++++ Excerpted data

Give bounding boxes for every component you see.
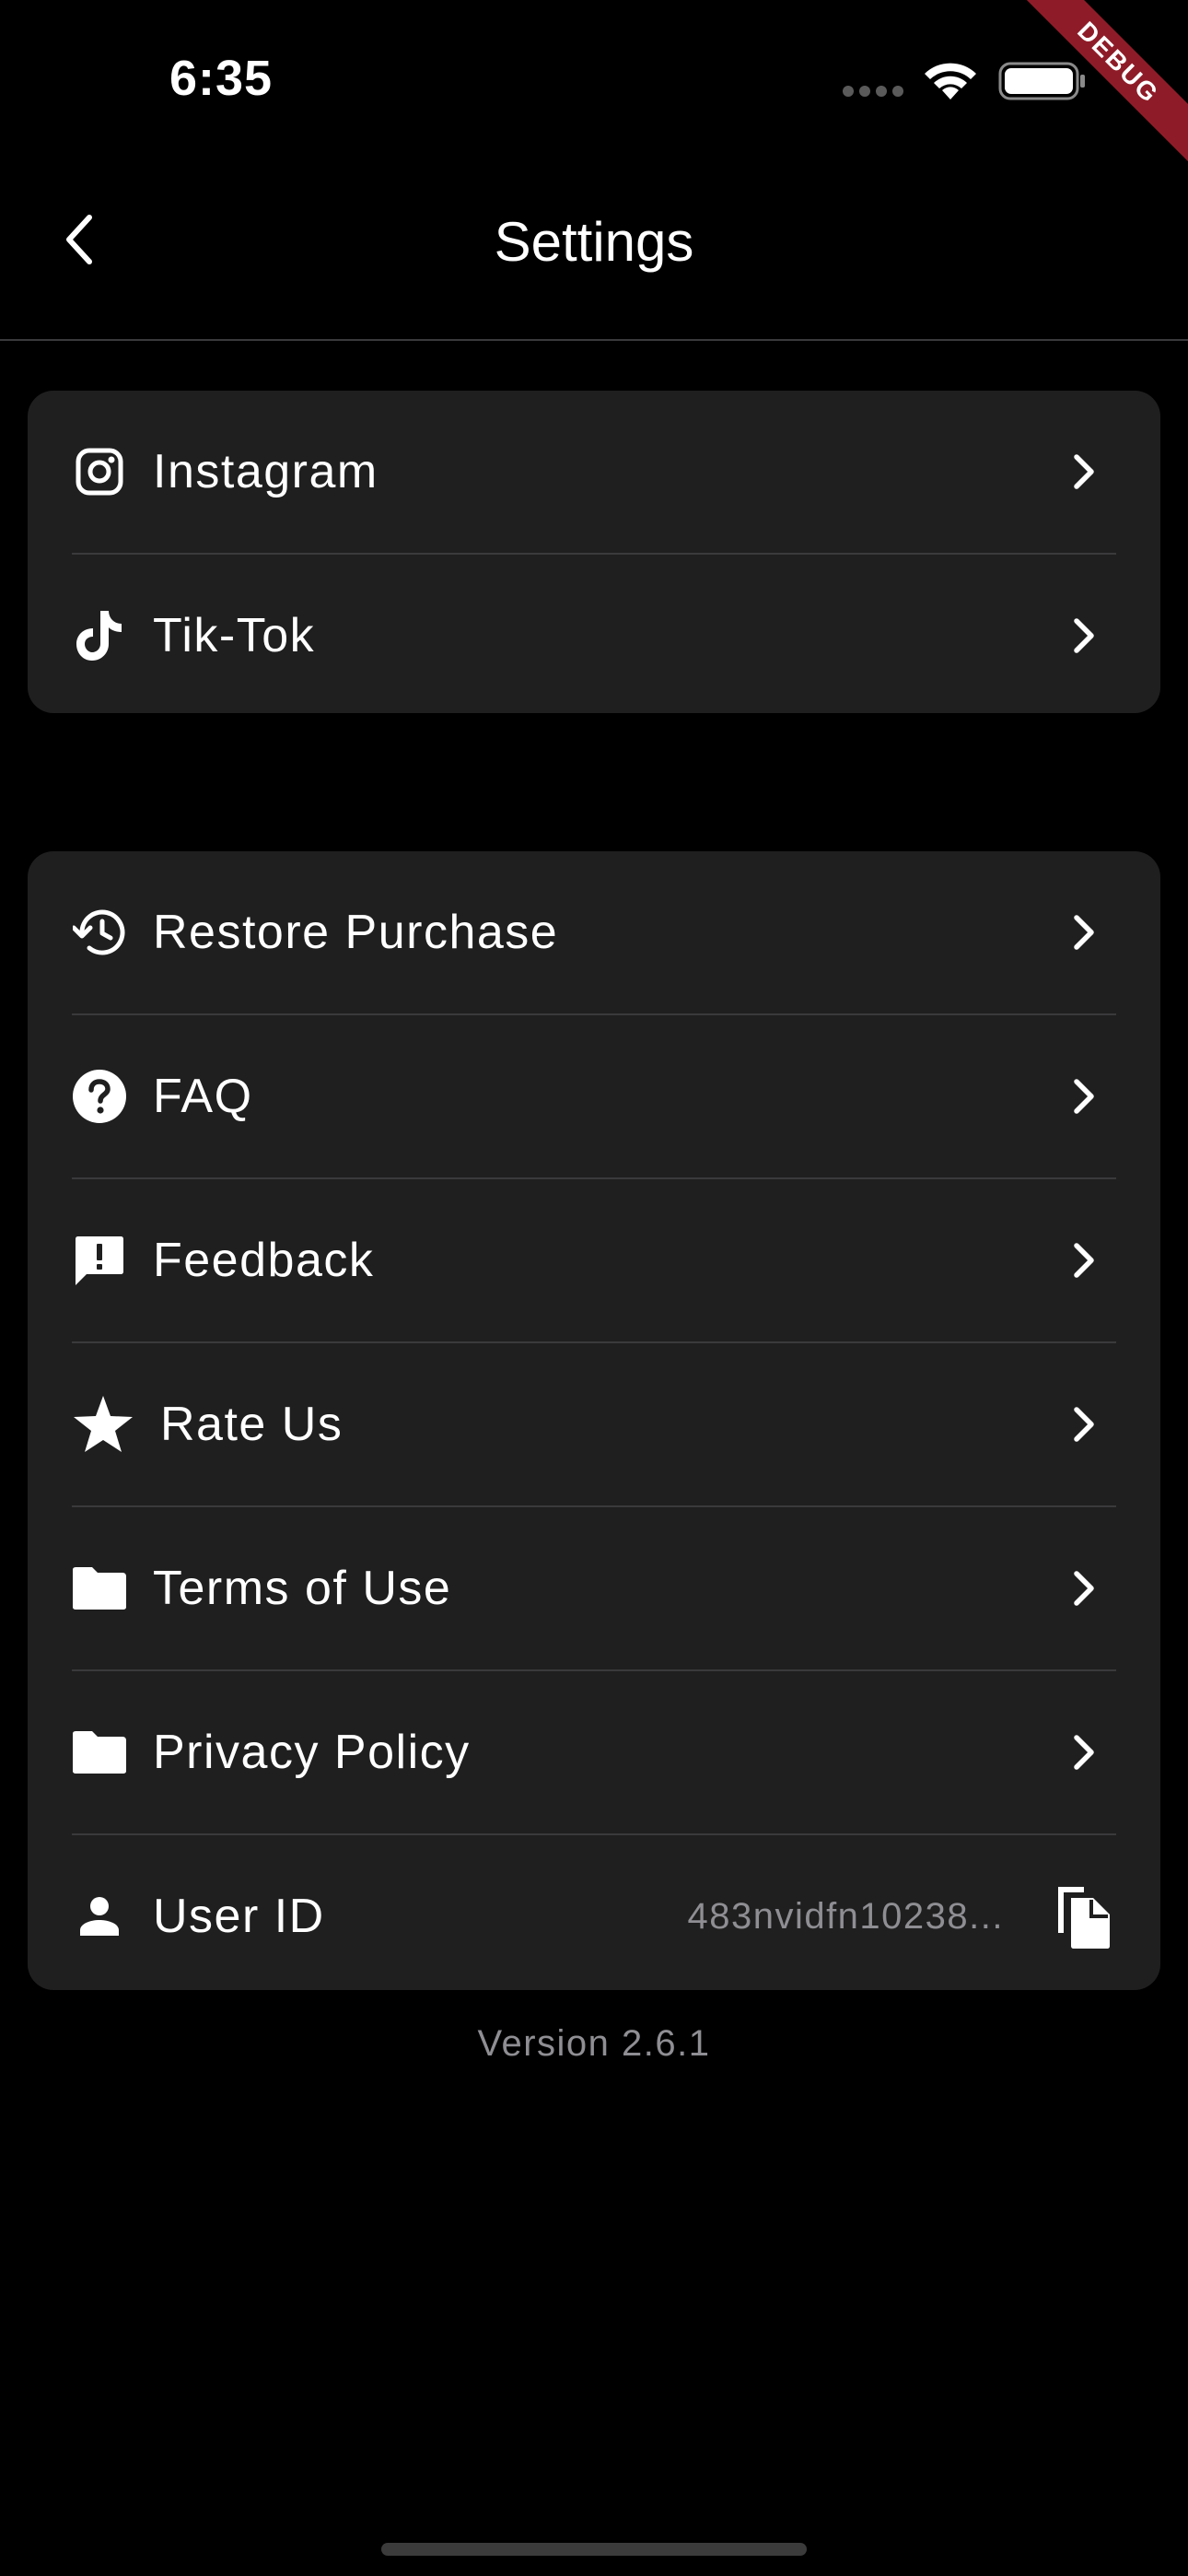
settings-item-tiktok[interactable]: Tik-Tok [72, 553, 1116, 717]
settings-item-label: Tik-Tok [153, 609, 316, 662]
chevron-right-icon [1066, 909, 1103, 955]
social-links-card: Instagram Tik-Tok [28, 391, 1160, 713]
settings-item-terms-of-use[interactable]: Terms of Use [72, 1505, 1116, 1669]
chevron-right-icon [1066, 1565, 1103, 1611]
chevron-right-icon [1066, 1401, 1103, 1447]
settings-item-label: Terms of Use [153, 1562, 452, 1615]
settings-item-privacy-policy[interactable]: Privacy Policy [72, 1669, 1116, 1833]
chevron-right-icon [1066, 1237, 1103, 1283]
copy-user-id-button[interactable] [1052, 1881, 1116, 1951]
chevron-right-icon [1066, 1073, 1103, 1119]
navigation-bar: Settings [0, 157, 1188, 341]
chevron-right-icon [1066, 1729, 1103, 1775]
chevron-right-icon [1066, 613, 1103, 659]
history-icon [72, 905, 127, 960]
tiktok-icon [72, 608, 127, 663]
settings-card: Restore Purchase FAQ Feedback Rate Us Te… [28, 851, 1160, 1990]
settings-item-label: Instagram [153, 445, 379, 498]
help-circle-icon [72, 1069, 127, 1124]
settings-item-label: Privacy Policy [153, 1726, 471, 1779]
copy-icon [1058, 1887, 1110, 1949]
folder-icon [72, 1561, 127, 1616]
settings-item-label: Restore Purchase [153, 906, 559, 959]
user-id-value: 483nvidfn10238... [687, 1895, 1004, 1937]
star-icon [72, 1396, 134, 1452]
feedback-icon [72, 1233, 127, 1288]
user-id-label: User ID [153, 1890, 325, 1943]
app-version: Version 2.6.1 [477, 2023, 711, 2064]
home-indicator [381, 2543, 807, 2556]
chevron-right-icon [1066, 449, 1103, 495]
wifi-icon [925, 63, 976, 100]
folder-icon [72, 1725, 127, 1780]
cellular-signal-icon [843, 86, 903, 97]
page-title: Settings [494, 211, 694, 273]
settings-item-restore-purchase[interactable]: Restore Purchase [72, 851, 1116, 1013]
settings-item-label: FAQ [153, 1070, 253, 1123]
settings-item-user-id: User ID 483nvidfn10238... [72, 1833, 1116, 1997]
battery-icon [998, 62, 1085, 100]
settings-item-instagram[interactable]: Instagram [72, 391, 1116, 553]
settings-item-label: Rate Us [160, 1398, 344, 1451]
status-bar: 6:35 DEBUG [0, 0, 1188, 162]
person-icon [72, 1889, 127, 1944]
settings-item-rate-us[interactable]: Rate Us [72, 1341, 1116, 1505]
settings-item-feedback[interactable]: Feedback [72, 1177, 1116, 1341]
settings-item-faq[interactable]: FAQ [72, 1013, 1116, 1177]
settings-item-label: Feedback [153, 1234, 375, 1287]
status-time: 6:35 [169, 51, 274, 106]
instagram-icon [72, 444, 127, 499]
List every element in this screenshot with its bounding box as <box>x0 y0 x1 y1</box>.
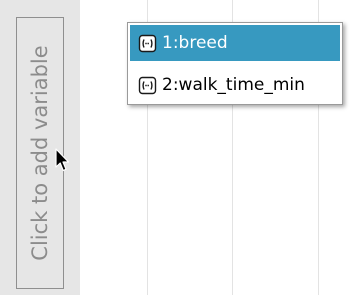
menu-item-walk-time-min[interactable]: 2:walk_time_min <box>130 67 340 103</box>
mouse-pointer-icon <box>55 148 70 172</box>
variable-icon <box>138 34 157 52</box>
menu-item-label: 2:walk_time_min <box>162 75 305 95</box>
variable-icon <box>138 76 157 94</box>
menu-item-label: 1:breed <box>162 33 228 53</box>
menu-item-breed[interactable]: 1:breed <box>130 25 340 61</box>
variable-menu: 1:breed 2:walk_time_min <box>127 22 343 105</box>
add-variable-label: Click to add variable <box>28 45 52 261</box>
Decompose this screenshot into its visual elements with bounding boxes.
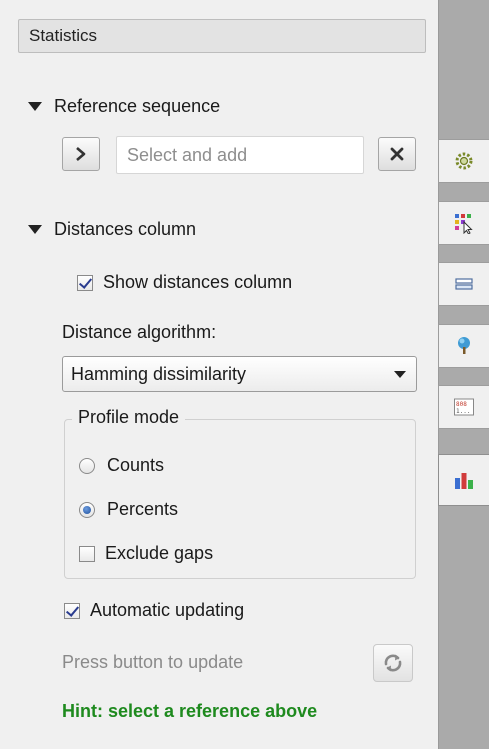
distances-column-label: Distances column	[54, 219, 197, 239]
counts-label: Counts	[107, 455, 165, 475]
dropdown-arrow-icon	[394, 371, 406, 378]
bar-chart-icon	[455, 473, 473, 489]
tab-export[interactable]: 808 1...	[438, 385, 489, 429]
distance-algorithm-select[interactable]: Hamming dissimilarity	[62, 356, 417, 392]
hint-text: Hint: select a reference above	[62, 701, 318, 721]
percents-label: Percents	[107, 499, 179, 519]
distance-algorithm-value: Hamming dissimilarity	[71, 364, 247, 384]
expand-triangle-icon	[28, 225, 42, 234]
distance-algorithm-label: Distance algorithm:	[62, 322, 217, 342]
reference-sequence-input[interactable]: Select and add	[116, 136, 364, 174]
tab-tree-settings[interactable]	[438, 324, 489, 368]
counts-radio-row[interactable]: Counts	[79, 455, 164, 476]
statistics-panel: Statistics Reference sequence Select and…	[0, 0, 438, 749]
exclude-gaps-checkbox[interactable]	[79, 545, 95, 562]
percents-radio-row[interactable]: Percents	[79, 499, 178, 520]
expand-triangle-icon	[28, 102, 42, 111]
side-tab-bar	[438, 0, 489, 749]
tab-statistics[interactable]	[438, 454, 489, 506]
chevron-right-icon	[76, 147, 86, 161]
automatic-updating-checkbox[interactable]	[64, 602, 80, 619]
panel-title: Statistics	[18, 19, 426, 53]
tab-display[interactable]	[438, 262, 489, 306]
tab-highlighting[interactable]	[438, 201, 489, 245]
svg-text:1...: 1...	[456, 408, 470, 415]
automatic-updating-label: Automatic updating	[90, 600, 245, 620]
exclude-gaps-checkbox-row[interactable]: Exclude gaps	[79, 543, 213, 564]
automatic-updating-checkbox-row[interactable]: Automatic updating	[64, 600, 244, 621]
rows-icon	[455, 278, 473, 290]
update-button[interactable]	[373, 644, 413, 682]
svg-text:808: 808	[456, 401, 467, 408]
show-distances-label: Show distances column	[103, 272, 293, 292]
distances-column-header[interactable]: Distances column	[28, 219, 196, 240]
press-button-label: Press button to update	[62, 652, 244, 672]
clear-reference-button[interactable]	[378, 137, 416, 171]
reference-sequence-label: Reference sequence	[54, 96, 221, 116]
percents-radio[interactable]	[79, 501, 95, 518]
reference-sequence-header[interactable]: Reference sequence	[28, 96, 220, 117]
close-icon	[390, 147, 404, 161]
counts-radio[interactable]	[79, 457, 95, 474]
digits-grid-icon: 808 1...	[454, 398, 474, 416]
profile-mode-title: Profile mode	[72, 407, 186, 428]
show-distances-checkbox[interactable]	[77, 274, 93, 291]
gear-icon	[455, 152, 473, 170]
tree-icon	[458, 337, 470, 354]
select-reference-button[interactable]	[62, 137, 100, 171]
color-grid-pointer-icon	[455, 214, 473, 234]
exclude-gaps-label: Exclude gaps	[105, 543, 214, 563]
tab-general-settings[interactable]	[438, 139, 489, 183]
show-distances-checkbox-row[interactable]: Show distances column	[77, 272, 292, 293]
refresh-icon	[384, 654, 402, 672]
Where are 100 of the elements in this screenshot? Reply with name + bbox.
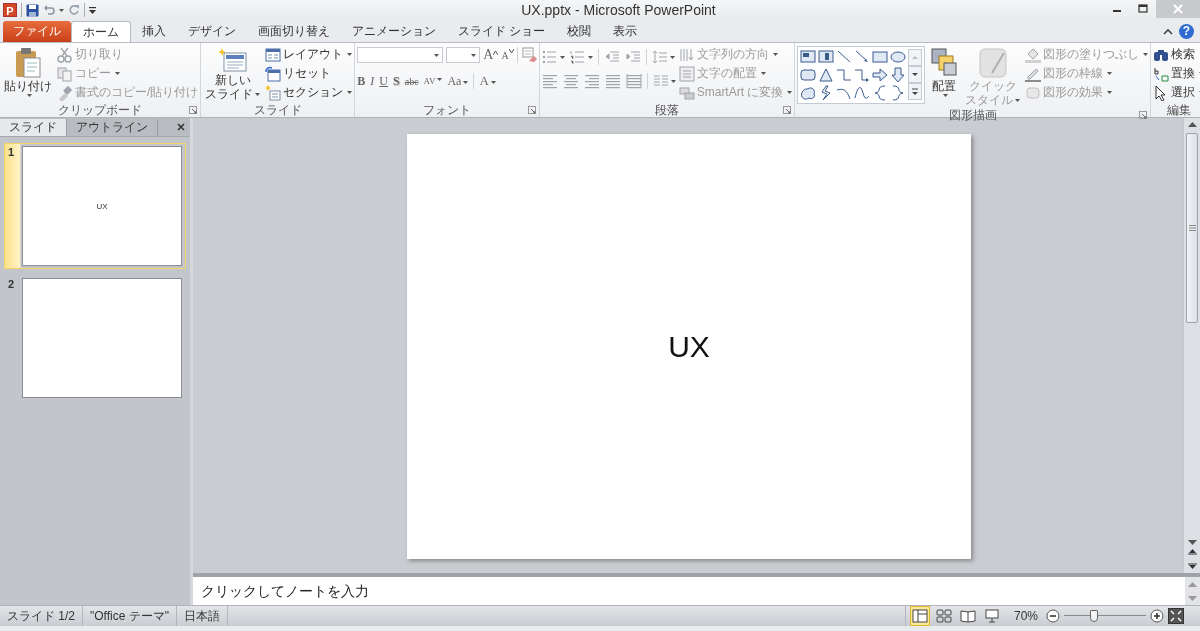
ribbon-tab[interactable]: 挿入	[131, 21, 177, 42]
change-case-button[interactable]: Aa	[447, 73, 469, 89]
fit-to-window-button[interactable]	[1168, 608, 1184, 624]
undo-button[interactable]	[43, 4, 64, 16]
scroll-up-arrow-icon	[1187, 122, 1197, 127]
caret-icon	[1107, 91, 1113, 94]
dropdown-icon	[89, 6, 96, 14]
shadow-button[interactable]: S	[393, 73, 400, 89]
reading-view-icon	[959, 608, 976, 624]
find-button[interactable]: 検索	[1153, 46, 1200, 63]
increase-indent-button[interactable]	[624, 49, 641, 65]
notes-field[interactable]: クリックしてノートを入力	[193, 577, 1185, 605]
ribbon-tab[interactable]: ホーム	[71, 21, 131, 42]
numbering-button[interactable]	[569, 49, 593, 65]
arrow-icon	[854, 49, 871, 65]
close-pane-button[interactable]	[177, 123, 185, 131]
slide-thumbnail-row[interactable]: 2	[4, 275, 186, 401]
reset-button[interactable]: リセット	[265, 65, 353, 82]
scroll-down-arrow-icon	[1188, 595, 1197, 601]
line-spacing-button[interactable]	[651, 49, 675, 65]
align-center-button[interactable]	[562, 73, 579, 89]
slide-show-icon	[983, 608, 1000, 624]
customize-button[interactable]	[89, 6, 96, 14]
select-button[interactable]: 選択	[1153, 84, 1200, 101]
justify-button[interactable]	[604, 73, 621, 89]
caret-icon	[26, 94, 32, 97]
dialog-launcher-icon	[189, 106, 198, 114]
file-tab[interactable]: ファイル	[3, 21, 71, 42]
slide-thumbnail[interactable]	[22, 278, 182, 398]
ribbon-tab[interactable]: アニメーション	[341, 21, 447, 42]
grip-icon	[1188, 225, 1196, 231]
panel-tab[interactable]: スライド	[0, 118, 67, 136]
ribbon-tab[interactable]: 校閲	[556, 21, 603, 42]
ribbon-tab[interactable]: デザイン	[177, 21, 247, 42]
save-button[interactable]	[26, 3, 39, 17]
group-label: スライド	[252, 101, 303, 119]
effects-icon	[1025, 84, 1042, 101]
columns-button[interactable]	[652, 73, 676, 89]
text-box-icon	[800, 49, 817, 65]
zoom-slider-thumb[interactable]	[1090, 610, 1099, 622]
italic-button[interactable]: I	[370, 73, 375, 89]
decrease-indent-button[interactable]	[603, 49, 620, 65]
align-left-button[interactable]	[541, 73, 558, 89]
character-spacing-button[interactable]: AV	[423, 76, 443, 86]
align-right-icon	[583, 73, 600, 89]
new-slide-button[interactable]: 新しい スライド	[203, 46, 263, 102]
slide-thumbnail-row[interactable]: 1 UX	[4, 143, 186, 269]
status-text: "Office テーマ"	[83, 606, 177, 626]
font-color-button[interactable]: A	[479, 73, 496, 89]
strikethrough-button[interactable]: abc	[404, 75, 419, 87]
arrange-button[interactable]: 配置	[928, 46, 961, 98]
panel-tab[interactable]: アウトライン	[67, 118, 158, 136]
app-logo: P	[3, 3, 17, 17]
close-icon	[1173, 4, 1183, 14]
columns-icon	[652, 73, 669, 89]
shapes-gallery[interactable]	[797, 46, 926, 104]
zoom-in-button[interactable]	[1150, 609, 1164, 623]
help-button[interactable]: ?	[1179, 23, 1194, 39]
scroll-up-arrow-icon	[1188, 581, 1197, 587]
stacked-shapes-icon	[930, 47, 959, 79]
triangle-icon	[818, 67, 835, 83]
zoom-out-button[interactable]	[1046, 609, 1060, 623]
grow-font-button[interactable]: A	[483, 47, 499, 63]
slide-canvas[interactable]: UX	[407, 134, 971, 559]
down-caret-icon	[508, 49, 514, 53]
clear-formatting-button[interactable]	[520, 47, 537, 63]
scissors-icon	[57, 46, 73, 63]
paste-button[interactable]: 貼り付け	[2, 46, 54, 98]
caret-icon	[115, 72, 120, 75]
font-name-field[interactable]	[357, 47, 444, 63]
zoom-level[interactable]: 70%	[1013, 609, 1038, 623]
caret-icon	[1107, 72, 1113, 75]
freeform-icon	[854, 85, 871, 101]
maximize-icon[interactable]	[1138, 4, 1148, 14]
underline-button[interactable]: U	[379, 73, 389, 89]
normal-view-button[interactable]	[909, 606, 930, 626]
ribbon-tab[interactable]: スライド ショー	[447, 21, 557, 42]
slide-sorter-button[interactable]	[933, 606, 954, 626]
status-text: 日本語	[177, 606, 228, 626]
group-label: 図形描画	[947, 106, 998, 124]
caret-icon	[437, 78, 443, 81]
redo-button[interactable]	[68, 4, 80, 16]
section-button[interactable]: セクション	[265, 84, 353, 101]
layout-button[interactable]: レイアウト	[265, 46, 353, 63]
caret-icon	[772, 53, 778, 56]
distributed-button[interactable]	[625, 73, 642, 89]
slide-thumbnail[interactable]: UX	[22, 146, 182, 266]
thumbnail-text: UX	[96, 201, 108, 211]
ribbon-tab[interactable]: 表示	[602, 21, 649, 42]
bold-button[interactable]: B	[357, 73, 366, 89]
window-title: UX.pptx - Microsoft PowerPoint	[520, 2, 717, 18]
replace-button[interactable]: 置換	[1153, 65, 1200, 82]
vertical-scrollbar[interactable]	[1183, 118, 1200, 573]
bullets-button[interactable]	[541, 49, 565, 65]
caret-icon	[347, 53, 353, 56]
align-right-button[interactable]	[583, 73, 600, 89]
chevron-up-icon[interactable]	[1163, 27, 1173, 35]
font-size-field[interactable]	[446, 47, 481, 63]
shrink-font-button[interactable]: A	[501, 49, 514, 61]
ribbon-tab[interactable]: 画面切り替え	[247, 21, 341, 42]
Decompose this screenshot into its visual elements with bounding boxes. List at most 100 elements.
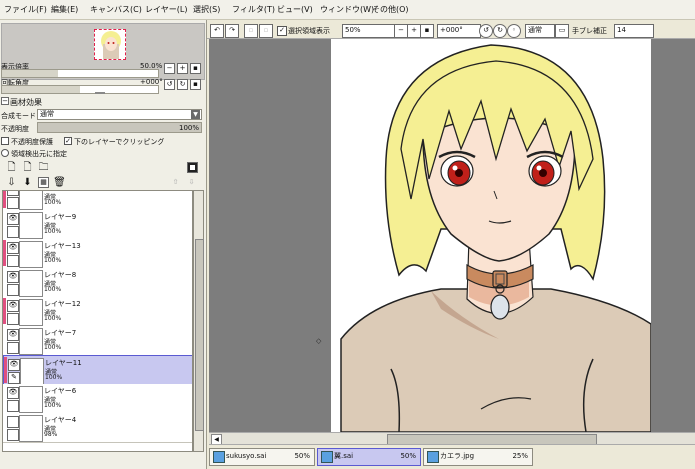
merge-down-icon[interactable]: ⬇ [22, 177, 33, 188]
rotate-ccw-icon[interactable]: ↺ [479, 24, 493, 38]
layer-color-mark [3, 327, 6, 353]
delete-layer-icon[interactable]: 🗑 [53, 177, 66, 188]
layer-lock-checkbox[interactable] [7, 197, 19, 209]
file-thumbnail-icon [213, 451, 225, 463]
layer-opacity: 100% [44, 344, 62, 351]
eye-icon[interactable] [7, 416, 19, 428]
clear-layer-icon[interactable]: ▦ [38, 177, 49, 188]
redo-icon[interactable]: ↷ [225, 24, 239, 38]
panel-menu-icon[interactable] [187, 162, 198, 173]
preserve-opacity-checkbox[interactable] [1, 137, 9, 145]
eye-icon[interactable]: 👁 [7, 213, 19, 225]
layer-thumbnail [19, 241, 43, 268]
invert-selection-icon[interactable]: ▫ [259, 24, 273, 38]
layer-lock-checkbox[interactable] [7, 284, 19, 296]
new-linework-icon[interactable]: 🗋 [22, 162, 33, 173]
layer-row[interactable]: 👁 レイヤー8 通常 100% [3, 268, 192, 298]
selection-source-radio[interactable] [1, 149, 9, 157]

++++++++

Find each line in the entries above that contains the string "every" and copy those lines. Match case exactly.

# Written answer:
Give bounding boxes for every component you see.
List every element in this screenshot with its bounding box as <box>x0 y0 x1 y1</box>.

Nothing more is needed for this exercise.